[Stored records]

BEGIN

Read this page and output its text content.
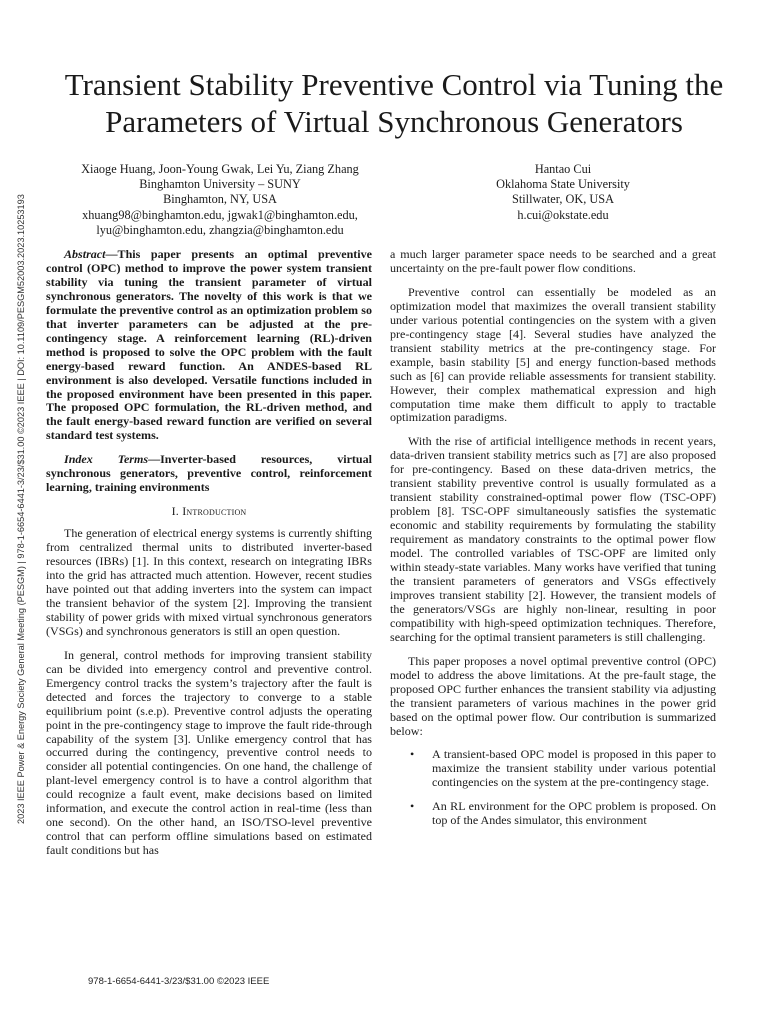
2023 IEEE Power & Energy Society General Meeting (PESGM) | 978-1-6654-6441-3/23/$31.00 ©2023 IEEE | DOI: 10.1109/PESGM52003.2023.10253193
Transient Stability Preventive Control via Tuning the
Parameters of Virtual Synchronous Generators
Xiaoge Huang, Joon-Young Gwak, Lei Yu, Ziang Zhang
Binghamton University – SUNY
Binghamton, NY, USA
xhuang98@binghamton.edu, jgwak1@binghamton.edu,
lyu@binghamton.edu, zhangzia@binghamton.edu
Hantao Cui
Oklahoma State University
Stillwater, OK, USA
h.cui@okstate.edu

Abstract—This paper presents an optimal preventive control (OPC) method to improve the power system transient stability via tuning the transient parameter of virtual synchronous generators. The novelty of this work is that we formulate the preventive control as an optimization problem so that inverter parameters can be adjusted at the pre-contingency stage. A reinforcement learning (RL)-driven method is proposed to solve the OPC problem with the fault energy-based reward function. An ANDES-based RL environment is also developed. Versatile functions included in the proposed environment have been presented in this paper. The proposed OPC formulation, the RL-driven method, and the fault energy-based reward function are verified on several standard test systems.

Index Terms—Inverter-based resources, virtual synchronous generators, preventive control, reinforcement learning, training environments

I. Introduction

The generation of electrical energy systems is currently shifting from centralized thermal units to distributed inverter-based resources (IBRs) [1]. In this context, research on integrating IBRs into the grid has attracted much attention. However, recent studies have pointed out that adding inverters into the system can impact the transient behavior of the system [2]. Improving the transient stability of power grids with mixed virtual synchronous generators (VSGs) and synchronous generators is still an open question.

In general, control methods for improving transient stability can be divided into emergency control and preventive control. Emergency control tracks the system’s trajectory after the fault is detected and forces the trajectory to converge to a stable equilibrium point (s.e.p). Preventive control adjusts the operating point in the pre-contingency stage to improve the fault ride-through capability of the system [3]. Unlike emergency control that has occurred during the contingency, preventive control needs to consider all potential contingencies. On one hand, the challenge of plant-level emergency control is to have a control algorithm that could recognize a fault event, make decisions based on limited information, and execute the control action in real-time (less than one second). On the other hand, an ISO/TSO-level preventive control that can perform offline simulations based on estimated fault conditions but has

a much larger parameter space needs to be searched and a great uncertainty on the pre-fault power flow conditions.

Preventive control can essentially be modeled as an optimization model that maximizes the overall transient stability under various potential contingencies on the system with a given pre-contingency stage [4]. Several studies have analyzed the transient stability metrics at the pre-contingency stage. For example, basin stability [5] and energy function-based methods such as [6] can provide reliable assessments for transient stability. However, their complex mathematical expression and high computation time make them difficult to apply to tractable optimization paradigms.

With the rise of artificial intelligence methods in recent years, data-driven transient stability metrics such as [7] are also proposed for pre-contingency. Based on these data-driven metrics, the transient stability preventive control is usually formulated as a transient stability constrained-optimal power flow (TSC-OPF) problem [8]. TSC-OPF simultaneously satisfies the systematic economic and stability requirements by formulating the stability requirement as mandatory constraints to the optimal power flow model. The controlled variables of TSC-OPF are limited only within steady-state variables. Many works have verified that tuning the transient parameters of generators and VSGs effectively improves transient stability [2]. However, the transient models of the generators/VSGs are highly non-linear, resulting in poor compatibility with high-speed optimization techniques. Therefore, searching for the optimal transient parameters is still challenging.

This paper proposes a novel optimal preventive control (OPC) model to address the above limitations. At the pre-fault stage, the proposed OPC further enhances the transient stability via adjusting the transient parameters of various machines in the power grid based on the optimal power flow. Our contribution is summarized below:

• A transient-based OPC model is proposed in this paper to maximize the transient stability under various potential contingencies on the system at the pre-contingency stage.
• An RL environment for the OPC problem is proposed. On top of the Andes simulator, this environment
978-1-6654-6441-3/23/$31.00 ©2023 IEEE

END

Keep only the lines that hold the string "University", and copy them out.

Binghamton University – SUNY
Oklahoma State University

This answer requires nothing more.